▶ Problem:
Output the data in full. Keep every word exact and exclude the pictures.

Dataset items

== Segment start ==

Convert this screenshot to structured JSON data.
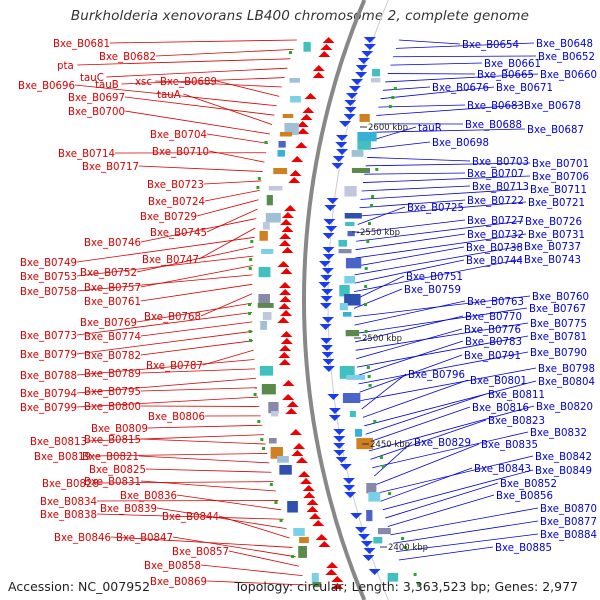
{
  "title": "Burkholderia xenovorans LB400 chromosome 2, complete genome",
  "accession": "Accession: NC_007952",
  "topology": "Topology: circular; Length: 3,363,523 bp; Genes: 2,977",
  "colors": {
    "left_genes": "#d80000",
    "right_genes": "#0000d8",
    "backbone": "#888888",
    "kbp_label": "#222222"
  },
  "kbp_labels": [
    "2600 kbp",
    "2550 kbp",
    "2500 kbp",
    "2450 kbp",
    "2400 kbp"
  ],
  "left_labels": [
    "Bxe_B0681",
    "Bxe_B0682",
    "pta",
    "tauC",
    "tauB",
    "xsc",
    "Bxe_B0689",
    "Bxe_B0696",
    "Bxe_B0697",
    "tauA",
    "Bxe_B0700",
    "Bxe_B0704",
    "Bxe_B0714",
    "Bxe_B0710",
    "Bxe_B0717",
    "Bxe_B0723",
    "Bxe_B0724",
    "Bxe_B0729",
    "Bxe_B0745",
    "Bxe_B0746",
    "Bxe_B0747",
    "Bxe_B0749",
    "Bxe_B0752",
    "Bxe_B0753",
    "Bxe_B0757",
    "Bxe_B0758",
    "Bxe_B0761",
    "Bxe_B0768",
    "Bxe_B0769",
    "Bxe_B0773",
    "Bxe_B0774",
    "Bxe_B0779",
    "Bxe_B0782",
    "Bxe_B0787",
    "Bxe_B0788",
    "Bxe_B0789",
    "Bxe_B0794",
    "Bxe_B0795",
    "Bxe_B0799",
    "Bxe_B0800",
    "Bxe_B0806",
    "Bxe_B0809",
    "Bxe_B0813",
    "Bxe_B0815",
    "Bxe_B0819",
    "Bxe_B0821",
    "Bxe_B0825",
    "Bxe_B0828",
    "Bxe_B0831",
    "Bxe_B0834",
    "Bxe_B0836",
    "Bxe_B0838",
    "Bxe_B0839",
    "Bxe_B0844",
    "Bxe_B0846",
    "Bxe_B0847",
    "Bxe_B0857",
    "Bxe_B0858",
    "Bxe_B0869"
  ],
  "right_labels": [
    "Bxe_B0654",
    "Bxe_B0648",
    "Bxe_B0652",
    "Bxe_B0661",
    "Bxe_B0665",
    "Bxe_B0660",
    "Bxe_B0676",
    "Bxe_B0671",
    "Bxe_B0683",
    "Bxe_B0678",
    "Bxe_B0688",
    "Bxe_B0687",
    "tauR",
    "Bxe_B0698",
    "Bxe_B0703",
    "Bxe_B0701",
    "Bxe_B0707",
    "Bxe_B0706",
    "Bxe_B0713",
    "Bxe_B0711",
    "Bxe_B0722",
    "Bxe_B0721",
    "Bxe_B0725",
    "Bxe_B0727",
    "Bxe_B0726",
    "Bxe_B0732",
    "Bxe_B0731",
    "Bxe_B0738",
    "Bxe_B0737",
    "Bxe_B0744",
    "Bxe_B0743",
    "Bxe_B0751",
    "Bxe_B0759",
    "Bxe_B0760",
    "Bxe_B0763",
    "Bxe_B0767",
    "Bxe_B0770",
    "Bxe_B0775",
    "Bxe_B0776",
    "Bxe_B0781",
    "Bxe_B0783",
    "Bxe_B0790",
    "Bxe_B0791",
    "Bxe_B0798",
    "Bxe_B0796",
    "Bxe_B0801",
    "Bxe_B0804",
    "Bxe_B0811",
    "Bxe_B0816",
    "Bxe_B0820",
    "Bxe_B0823",
    "Bxe_B0832",
    "Bxe_B0829",
    "Bxe_B0835",
    "Bxe_B0842",
    "Bxe_B0843",
    "Bxe_B0849",
    "Bxe_B0852",
    "Bxe_B0856",
    "Bxe_B0870",
    "Bxe_B0877",
    "Bxe_B0884",
    "Bxe_B0885"
  ]
}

== Segment end ==

▶ Solution to this task:
Convert this screenshot to structured JSON data.
{
  "title": "Burkholderia xenovorans LB400 chromosome 2, complete genome",
  "accession": "Accession: NC_007952",
  "topology": "Topology: circular; Length: 3,363,523 bp; Genes: 2,977",
  "colors": {
    "left_genes": "#d80000",
    "right_genes": "#0000d8",
    "backbone": "#888888",
    "kbp_label": "#222222"
  },
  "kbp_labels": [
    "2600 kbp",
    "2550 kbp",
    "2500 kbp",
    "2450 kbp",
    "2400 kbp"
  ],
  "left_labels": [
    "Bxe_B0681",
    "Bxe_B0682",
    "pta",
    "tauC",
    "tauB",
    "xsc",
    "Bxe_B0689",
    "Bxe_B0696",
    "Bxe_B0697",
    "tauA",
    "Bxe_B0700",
    "Bxe_B0704",
    "Bxe_B0714",
    "Bxe_B0710",
    "Bxe_B0717",
    "Bxe_B0723",
    "Bxe_B0724",
    "Bxe_B0729",
    "Bxe_B0745",
    "Bxe_B0746",
    "Bxe_B0747",
    "Bxe_B0749",
    "Bxe_B0752",
    "Bxe_B0753",
    "Bxe_B0757",
    "Bxe_B0758",
    "Bxe_B0761",
    "Bxe_B0768",
    "Bxe_B0769",
    "Bxe_B0773",
    "Bxe_B0774",
    "Bxe_B0779",
    "Bxe_B0782",
    "Bxe_B0787",
    "Bxe_B0788",
    "Bxe_B0789",
    "Bxe_B0794",
    "Bxe_B0795",
    "Bxe_B0799",
    "Bxe_B0800",
    "Bxe_B0806",
    "Bxe_B0809",
    "Bxe_B0813",
    "Bxe_B0815",
    "Bxe_B0819",
    "Bxe_B0821",
    "Bxe_B0825",
    "Bxe_B0828",
    "Bxe_B0831",
    "Bxe_B0834",
    "Bxe_B0836",
    "Bxe_B0838",
    "Bxe_B0839",
    "Bxe_B0844",
    "Bxe_B0846",
    "Bxe_B0847",
    "Bxe_B0857",
    "Bxe_B0858",
    "Bxe_B0869"
  ],
  "right_labels": [
    "Bxe_B0654",
    "Bxe_B0648",
    "Bxe_B0652",
    "Bxe_B0661",
    "Bxe_B0665",
    "Bxe_B0660",
    "Bxe_B0676",
    "Bxe_B0671",
    "Bxe_B0683",
    "Bxe_B0678",
    "Bxe_B0688",
    "Bxe_B0687",
    "tauR",
    "Bxe_B0698",
    "Bxe_B0703",
    "Bxe_B0701",
    "Bxe_B0707",
    "Bxe_B0706",
    "Bxe_B0713",
    "Bxe_B0711",
    "Bxe_B0722",
    "Bxe_B0721",
    "Bxe_B0725",
    "Bxe_B0727",
    "Bxe_B0726",
    "Bxe_B0732",
    "Bxe_B0731",
    "Bxe_B0738",
    "Bxe_B0737",
    "Bxe_B0744",
    "Bxe_B0743",
    "Bxe_B0751",
    "Bxe_B0759",
    "Bxe_B0760",
    "Bxe_B0763",
    "Bxe_B0767",
    "Bxe_B0770",
    "Bxe_B0775",
    "Bxe_B0776",
    "Bxe_B0781",
    "Bxe_B0783",
    "Bxe_B0790",
    "Bxe_B0791",
    "Bxe_B0798",
    "Bxe_B0796",
    "Bxe_B0801",
    "Bxe_B0804",
    "Bxe_B0811",
    "Bxe_B0816",
    "Bxe_B0820",
    "Bxe_B0823",
    "Bxe_B0832",
    "Bxe_B0829",
    "Bxe_B0835",
    "Bxe_B0842",
    "Bxe_B0843",
    "Bxe_B0849",
    "Bxe_B0852",
    "Bxe_B0856",
    "Bxe_B0870",
    "Bxe_B0877",
    "Bxe_B0884",
    "Bxe_B0885"
  ]
}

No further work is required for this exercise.